### Problem description
Which of the lines below mention the word "count"? Pull each one out.

### Data for analysis
+++

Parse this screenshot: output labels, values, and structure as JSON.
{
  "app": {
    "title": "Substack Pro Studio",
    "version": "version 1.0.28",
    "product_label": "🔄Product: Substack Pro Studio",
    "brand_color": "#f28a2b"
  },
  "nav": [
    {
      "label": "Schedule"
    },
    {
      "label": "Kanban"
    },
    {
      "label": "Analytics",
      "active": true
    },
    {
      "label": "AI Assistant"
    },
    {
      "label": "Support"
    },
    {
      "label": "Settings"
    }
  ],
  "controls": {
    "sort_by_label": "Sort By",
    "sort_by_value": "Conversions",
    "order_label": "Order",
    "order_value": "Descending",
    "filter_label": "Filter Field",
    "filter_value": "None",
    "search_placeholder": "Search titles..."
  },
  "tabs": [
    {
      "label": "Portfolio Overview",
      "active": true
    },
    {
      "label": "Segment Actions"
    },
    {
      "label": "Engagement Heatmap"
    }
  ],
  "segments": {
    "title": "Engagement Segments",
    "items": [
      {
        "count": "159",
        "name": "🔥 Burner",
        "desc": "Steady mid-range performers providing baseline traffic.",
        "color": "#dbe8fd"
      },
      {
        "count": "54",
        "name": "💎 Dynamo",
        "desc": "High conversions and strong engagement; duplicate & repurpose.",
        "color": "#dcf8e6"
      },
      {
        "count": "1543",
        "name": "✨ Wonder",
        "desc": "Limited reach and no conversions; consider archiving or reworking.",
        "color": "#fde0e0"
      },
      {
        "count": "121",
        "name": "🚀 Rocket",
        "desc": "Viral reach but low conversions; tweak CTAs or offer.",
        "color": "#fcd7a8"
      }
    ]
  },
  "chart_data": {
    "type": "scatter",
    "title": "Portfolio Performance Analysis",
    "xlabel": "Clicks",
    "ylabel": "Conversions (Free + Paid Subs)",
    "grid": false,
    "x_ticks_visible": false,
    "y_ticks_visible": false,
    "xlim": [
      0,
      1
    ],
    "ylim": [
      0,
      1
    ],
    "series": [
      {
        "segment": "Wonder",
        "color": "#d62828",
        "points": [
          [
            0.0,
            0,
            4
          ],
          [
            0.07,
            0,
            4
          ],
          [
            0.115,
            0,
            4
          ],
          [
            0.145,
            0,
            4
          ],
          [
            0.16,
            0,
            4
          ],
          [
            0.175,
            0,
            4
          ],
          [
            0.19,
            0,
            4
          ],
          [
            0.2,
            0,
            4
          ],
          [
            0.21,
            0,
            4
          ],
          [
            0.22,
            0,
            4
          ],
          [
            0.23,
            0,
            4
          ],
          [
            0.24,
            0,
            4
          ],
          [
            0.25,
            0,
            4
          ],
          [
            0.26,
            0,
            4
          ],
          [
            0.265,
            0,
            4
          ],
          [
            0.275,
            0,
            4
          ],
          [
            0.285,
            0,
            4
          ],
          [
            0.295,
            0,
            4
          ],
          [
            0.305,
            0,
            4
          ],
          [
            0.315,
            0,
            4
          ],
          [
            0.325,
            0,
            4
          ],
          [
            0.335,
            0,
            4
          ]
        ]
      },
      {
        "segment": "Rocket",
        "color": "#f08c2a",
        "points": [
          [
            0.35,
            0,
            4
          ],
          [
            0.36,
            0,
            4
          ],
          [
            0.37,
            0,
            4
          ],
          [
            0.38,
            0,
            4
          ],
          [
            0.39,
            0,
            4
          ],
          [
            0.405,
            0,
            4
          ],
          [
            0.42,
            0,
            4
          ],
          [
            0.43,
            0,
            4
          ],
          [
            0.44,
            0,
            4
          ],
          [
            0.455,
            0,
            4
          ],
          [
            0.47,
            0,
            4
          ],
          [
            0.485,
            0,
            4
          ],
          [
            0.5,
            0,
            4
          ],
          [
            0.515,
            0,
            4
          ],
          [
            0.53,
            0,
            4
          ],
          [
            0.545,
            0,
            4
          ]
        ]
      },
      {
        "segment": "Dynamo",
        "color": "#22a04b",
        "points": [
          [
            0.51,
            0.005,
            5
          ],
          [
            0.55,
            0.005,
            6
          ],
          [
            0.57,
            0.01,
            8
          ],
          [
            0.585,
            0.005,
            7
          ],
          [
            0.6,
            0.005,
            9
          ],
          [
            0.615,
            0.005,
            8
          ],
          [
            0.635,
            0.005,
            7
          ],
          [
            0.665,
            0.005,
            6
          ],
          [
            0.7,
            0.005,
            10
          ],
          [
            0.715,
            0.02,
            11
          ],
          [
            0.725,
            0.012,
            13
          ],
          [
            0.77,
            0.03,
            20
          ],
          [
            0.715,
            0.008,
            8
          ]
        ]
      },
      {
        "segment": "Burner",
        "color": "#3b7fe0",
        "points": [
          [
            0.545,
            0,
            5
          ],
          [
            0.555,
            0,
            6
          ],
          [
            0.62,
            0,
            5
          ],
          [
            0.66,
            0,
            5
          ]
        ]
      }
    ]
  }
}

+++

### Finished exercise
        "count": "159",
        "count": "54",
        "count": "1543",
        "count": "121",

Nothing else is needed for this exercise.